-- START Material for this task --

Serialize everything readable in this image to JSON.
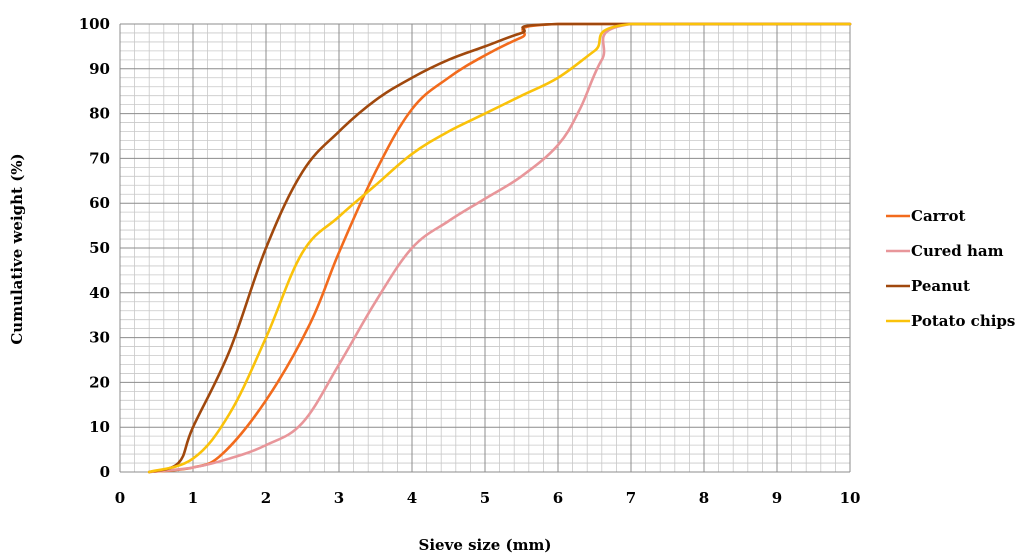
{
  "chart_data": {
    "type": "line",
    "xlabel": "Sieve size (mm)",
    "ylabel": "Cumulative weight (%)",
    "xlim": [
      0,
      10
    ],
    "ylim": [
      0,
      100
    ],
    "x_ticks": [
      "0",
      "1",
      "2",
      "3",
      "4",
      "5",
      "6",
      "7",
      "8",
      "9",
      "10"
    ],
    "y_ticks": [
      "0",
      "10",
      "20",
      "30",
      "40",
      "50",
      "60",
      "70",
      "80",
      "90",
      "100"
    ],
    "major_step_x": 1,
    "minor_step_x": 0.2,
    "major_step_y": 10,
    "minor_step_y": 2,
    "grid": true,
    "legend_position": "right",
    "series": [
      {
        "name": "Carrot",
        "color": "#F26B1D",
        "points": [
          [
            0.4,
            0
          ],
          [
            1.0,
            1
          ],
          [
            1.4,
            4
          ],
          [
            2.0,
            16
          ],
          [
            2.6,
            33
          ],
          [
            3.0,
            49
          ],
          [
            3.5,
            67
          ],
          [
            4.0,
            81
          ],
          [
            4.5,
            88
          ],
          [
            5.0,
            93
          ],
          [
            5.5,
            97
          ],
          [
            6.0,
            100
          ],
          [
            10.0,
            100
          ]
        ]
      },
      {
        "name": "Cured ham",
        "color": "#E8969A",
        "points": [
          [
            0.4,
            0
          ],
          [
            1.0,
            1
          ],
          [
            1.5,
            3
          ],
          [
            2.0,
            6
          ],
          [
            2.5,
            11
          ],
          [
            3.0,
            24
          ],
          [
            3.5,
            38
          ],
          [
            4.0,
            50
          ],
          [
            4.5,
            56
          ],
          [
            5.0,
            61
          ],
          [
            5.5,
            66
          ],
          [
            6.0,
            73
          ],
          [
            6.3,
            81
          ],
          [
            6.6,
            92
          ],
          [
            7.0,
            100
          ],
          [
            10.0,
            100
          ]
        ]
      },
      {
        "name": "Peanut",
        "color": "#A0480D",
        "points": [
          [
            0.4,
            0
          ],
          [
            0.8,
            2
          ],
          [
            1.0,
            10
          ],
          [
            1.5,
            27
          ],
          [
            2.0,
            50
          ],
          [
            2.5,
            67
          ],
          [
            3.0,
            76
          ],
          [
            3.5,
            83
          ],
          [
            4.0,
            88
          ],
          [
            4.5,
            92
          ],
          [
            5.0,
            95
          ],
          [
            5.5,
            98
          ],
          [
            6.0,
            100
          ],
          [
            10.0,
            100
          ]
        ]
      },
      {
        "name": "Potato chips",
        "color": "#FAC20A",
        "points": [
          [
            0.4,
            0
          ],
          [
            1.0,
            3
          ],
          [
            1.5,
            13
          ],
          [
            2.0,
            30
          ],
          [
            2.5,
            49
          ],
          [
            3.0,
            57
          ],
          [
            3.5,
            64
          ],
          [
            4.0,
            71
          ],
          [
            4.5,
            76
          ],
          [
            5.0,
            80
          ],
          [
            5.5,
            84
          ],
          [
            6.0,
            88
          ],
          [
            6.5,
            94
          ],
          [
            7.0,
            100
          ],
          [
            10.0,
            100
          ]
        ]
      }
    ]
  }
}
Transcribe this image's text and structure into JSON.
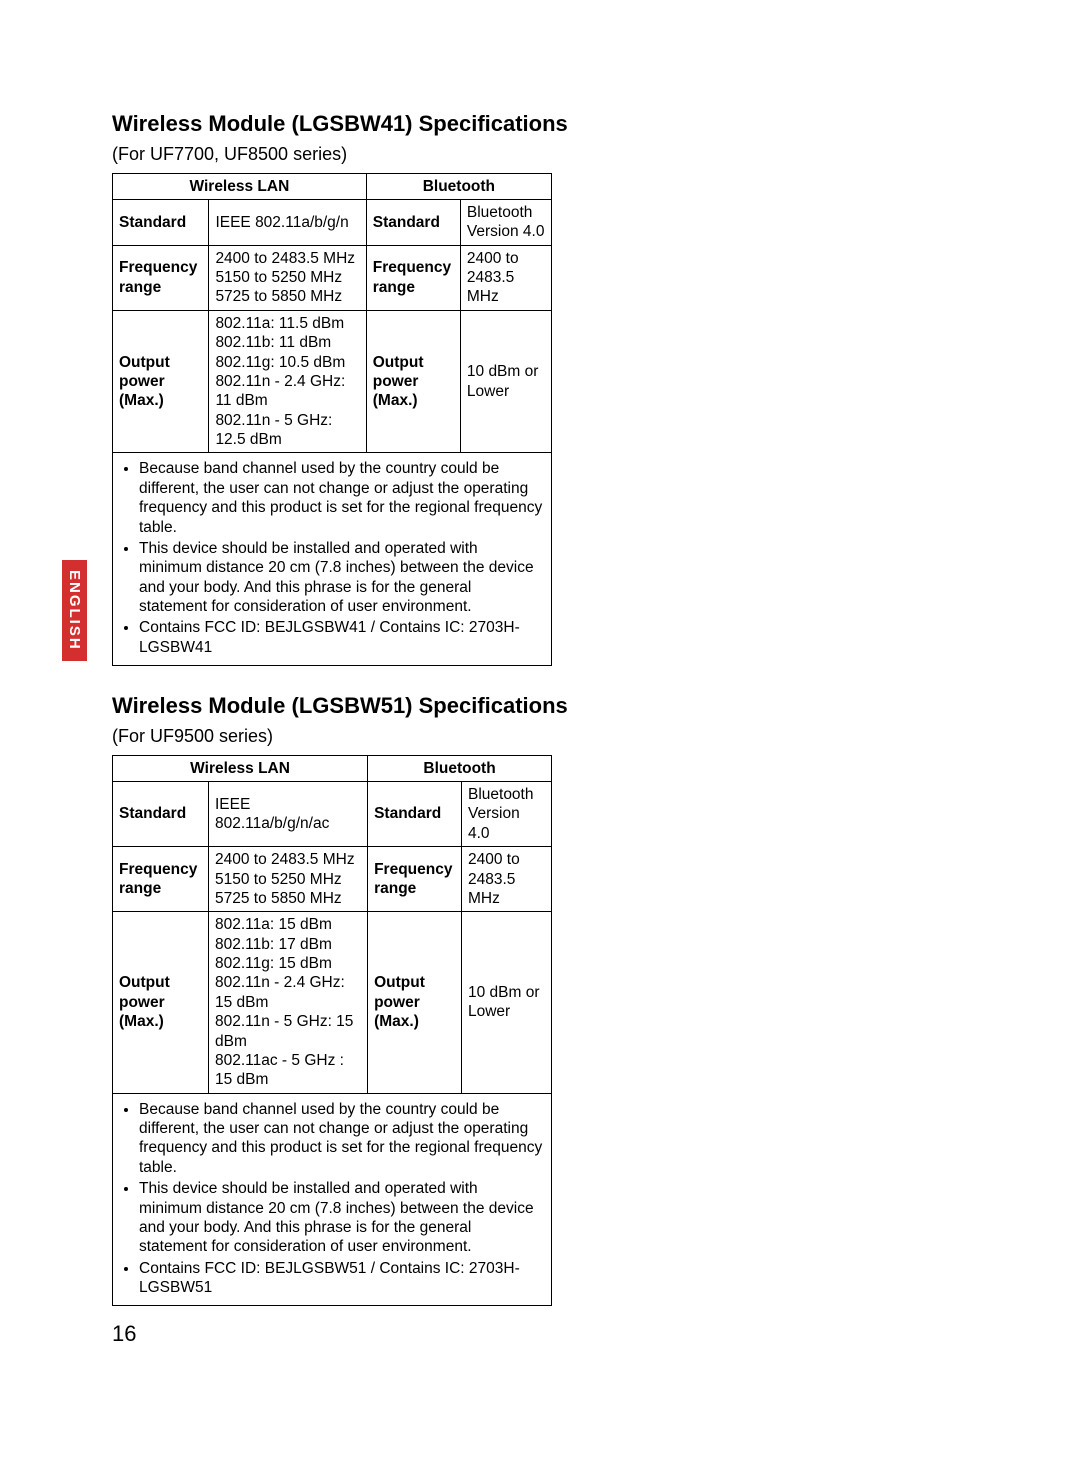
{
  "sideTab": "ENGLISH",
  "pageNumber": "16",
  "section1": {
    "title": "Wireless Module (LGSBW41) Specifications",
    "subtitle": "(For UF7700, UF8500 series)",
    "headers": {
      "wlan": "Wireless LAN",
      "bt": "Bluetooth"
    },
    "rows": {
      "standard": {
        "wlanLabel": "Standard",
        "wlanVal": "IEEE 802.11a/b/g/n",
        "btLabel": "Standard",
        "btVal": "Bluetooth Version 4.0"
      },
      "freq": {
        "wlanLabel": "Frequency range",
        "wlanVal": "2400 to 2483.5 MHz\n5150 to 5250 MHz\n5725 to 5850 MHz",
        "btLabel": "Frequency range",
        "btVal": "2400 to 2483.5 MHz"
      },
      "power": {
        "wlanLabel": "Output power (Max.)",
        "wlanVal": "802.11a: 11.5 dBm\n802.11b: 11 dBm\n802.11g: 10.5 dBm\n802.11n - 2.4 GHz: 11 dBm\n802.11n - 5 GHz: 12.5 dBm",
        "btLabel": "Output power (Max.)",
        "btVal": "10 dBm or Lower"
      }
    },
    "notes": [
      "Because band channel used by the country could be different, the user can not change or adjust the operating frequency and this product is set for the regional frequency table.",
      "This device should be installed and operated with minimum distance 20 cm (7.8 inches) between the device and your body. And this phrase is for the general statement for consideration of user environment.",
      "Contains FCC ID: BEJLGSBW41 / Contains IC: 2703H-LGSBW41"
    ]
  },
  "section2": {
    "title": "Wireless Module (LGSBW51) Specifications",
    "subtitle": "(For UF9500 series)",
    "headers": {
      "wlan": "Wireless LAN",
      "bt": "Bluetooth"
    },
    "rows": {
      "standard": {
        "wlanLabel": "Standard",
        "wlanVal": "IEEE 802.11a/b/g/n/ac",
        "btLabel": "Standard",
        "btVal": "Bluetooth Version 4.0"
      },
      "freq": {
        "wlanLabel": "Frequency range",
        "wlanVal": "2400 to 2483.5 MHz\n5150 to 5250 MHz\n5725 to 5850 MHz",
        "btLabel": "Frequency range",
        "btVal": "2400 to 2483.5 MHz"
      },
      "power": {
        "wlanLabel": "Output power (Max.)",
        "wlanVal": "802.11a:  15 dBm\n802.11b: 17 dBm\n802.11g: 15 dBm\n802.11n - 2.4 GHz: 15 dBm\n802.11n - 5 GHz: 15 dBm\n802.11ac - 5 GHz : 15 dBm",
        "btLabel": "Output power (Max.)",
        "btVal": "10 dBm or Lower"
      }
    },
    "notes": [
      "Because band channel used by the country could be different, the user can not change or adjust the operating frequency and this product is set for the regional frequency table.",
      "This device should be installed and operated with minimum distance 20 cm (7.8 inches) between the device and your body. And this phrase is for the general statement for consideration of user environment.",
      "Contains FCC ID: BEJLGSBW51 / Contains IC: 2703H-LGSBW51"
    ]
  }
}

-- END Material for this task --

## Exercise instructions:
Using the records above, pull out each line where the word "Module" occurs.

## Final result:
    "title": "Wireless Module (LGSBW41) Specifications",
    "title": "Wireless Module (LGSBW51) Specifications",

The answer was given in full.